- [Problem statement] Write the records out again exactly, leaving no images in.

- [Dataset records]
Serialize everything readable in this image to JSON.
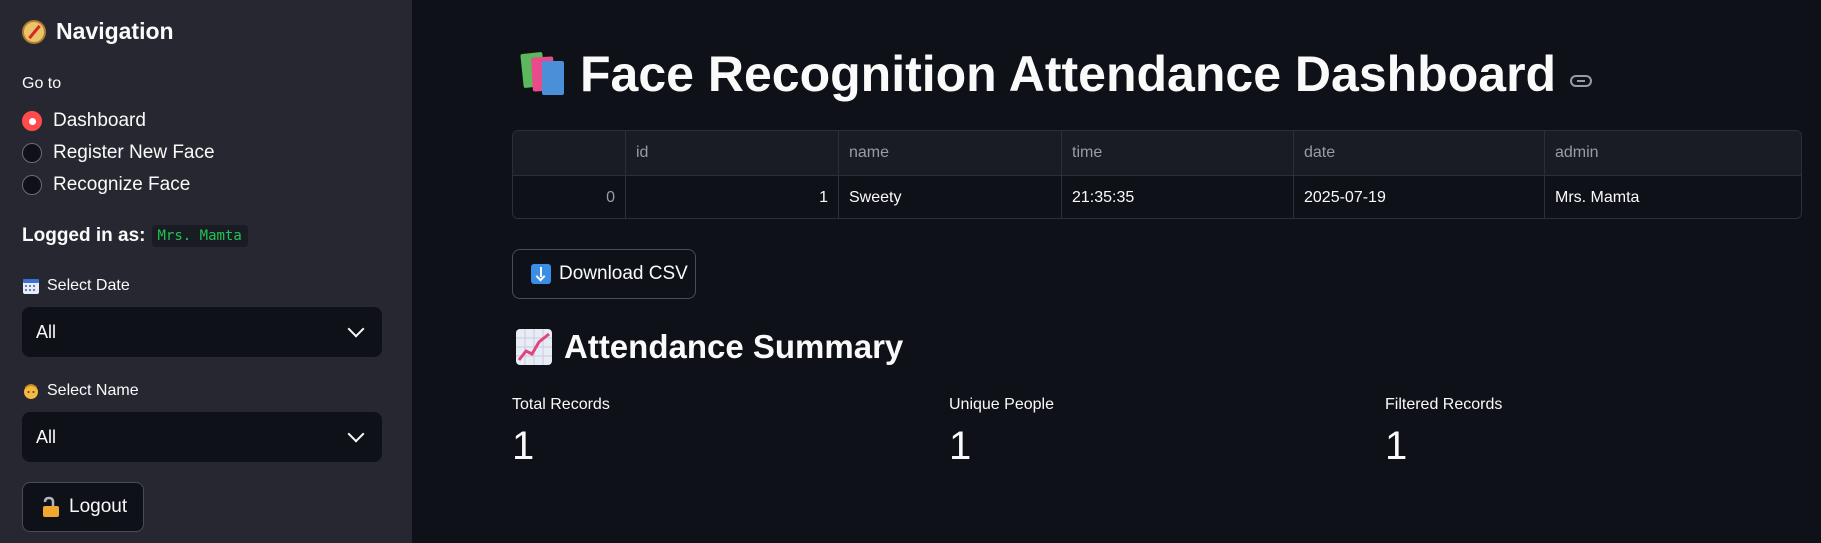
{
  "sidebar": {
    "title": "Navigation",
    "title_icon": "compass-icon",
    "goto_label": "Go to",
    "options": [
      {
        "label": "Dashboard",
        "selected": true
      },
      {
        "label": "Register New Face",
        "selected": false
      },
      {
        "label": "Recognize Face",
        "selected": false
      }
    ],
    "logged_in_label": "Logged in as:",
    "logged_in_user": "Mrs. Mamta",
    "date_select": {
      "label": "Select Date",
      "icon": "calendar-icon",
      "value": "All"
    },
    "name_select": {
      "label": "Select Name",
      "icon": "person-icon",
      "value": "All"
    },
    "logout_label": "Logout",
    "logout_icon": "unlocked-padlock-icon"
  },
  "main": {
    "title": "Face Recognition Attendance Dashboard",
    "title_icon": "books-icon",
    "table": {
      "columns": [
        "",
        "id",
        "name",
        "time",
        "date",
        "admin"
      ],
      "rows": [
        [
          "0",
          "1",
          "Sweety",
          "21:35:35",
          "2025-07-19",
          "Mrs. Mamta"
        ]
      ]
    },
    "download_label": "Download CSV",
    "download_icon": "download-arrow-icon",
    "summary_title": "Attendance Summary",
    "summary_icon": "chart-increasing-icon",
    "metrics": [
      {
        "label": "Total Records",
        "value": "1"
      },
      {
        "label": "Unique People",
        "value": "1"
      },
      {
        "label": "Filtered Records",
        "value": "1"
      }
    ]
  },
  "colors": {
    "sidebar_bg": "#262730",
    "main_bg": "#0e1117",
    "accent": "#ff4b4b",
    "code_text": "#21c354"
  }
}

- [Exercise response]
Serialize everything readable in this image to JSON.
{
  "sidebar": {
    "title": "Navigation",
    "title_icon": "compass-icon",
    "goto_label": "Go to",
    "options": [
      {
        "label": "Dashboard",
        "selected": true
      },
      {
        "label": "Register New Face",
        "selected": false
      },
      {
        "label": "Recognize Face",
        "selected": false
      }
    ],
    "logged_in_label": "Logged in as:",
    "logged_in_user": "Mrs. Mamta",
    "date_select": {
      "label": "Select Date",
      "icon": "calendar-icon",
      "value": "All"
    },
    "name_select": {
      "label": "Select Name",
      "icon": "person-icon",
      "value": "All"
    },
    "logout_label": "Logout",
    "logout_icon": "unlocked-padlock-icon"
  },
  "main": {
    "title": "Face Recognition Attendance Dashboard",
    "title_icon": "books-icon",
    "table": {
      "columns": [
        "",
        "id",
        "name",
        "time",
        "date",
        "admin"
      ],
      "rows": [
        [
          "0",
          "1",
          "Sweety",
          "21:35:35",
          "2025-07-19",
          "Mrs. Mamta"
        ]
      ]
    },
    "download_label": "Download CSV",
    "download_icon": "download-arrow-icon",
    "summary_title": "Attendance Summary",
    "summary_icon": "chart-increasing-icon",
    "metrics": [
      {
        "label": "Total Records",
        "value": "1"
      },
      {
        "label": "Unique People",
        "value": "1"
      },
      {
        "label": "Filtered Records",
        "value": "1"
      }
    ]
  },
  "colors": {
    "sidebar_bg": "#262730",
    "main_bg": "#0e1117",
    "accent": "#ff4b4b",
    "code_text": "#21c354"
  }
}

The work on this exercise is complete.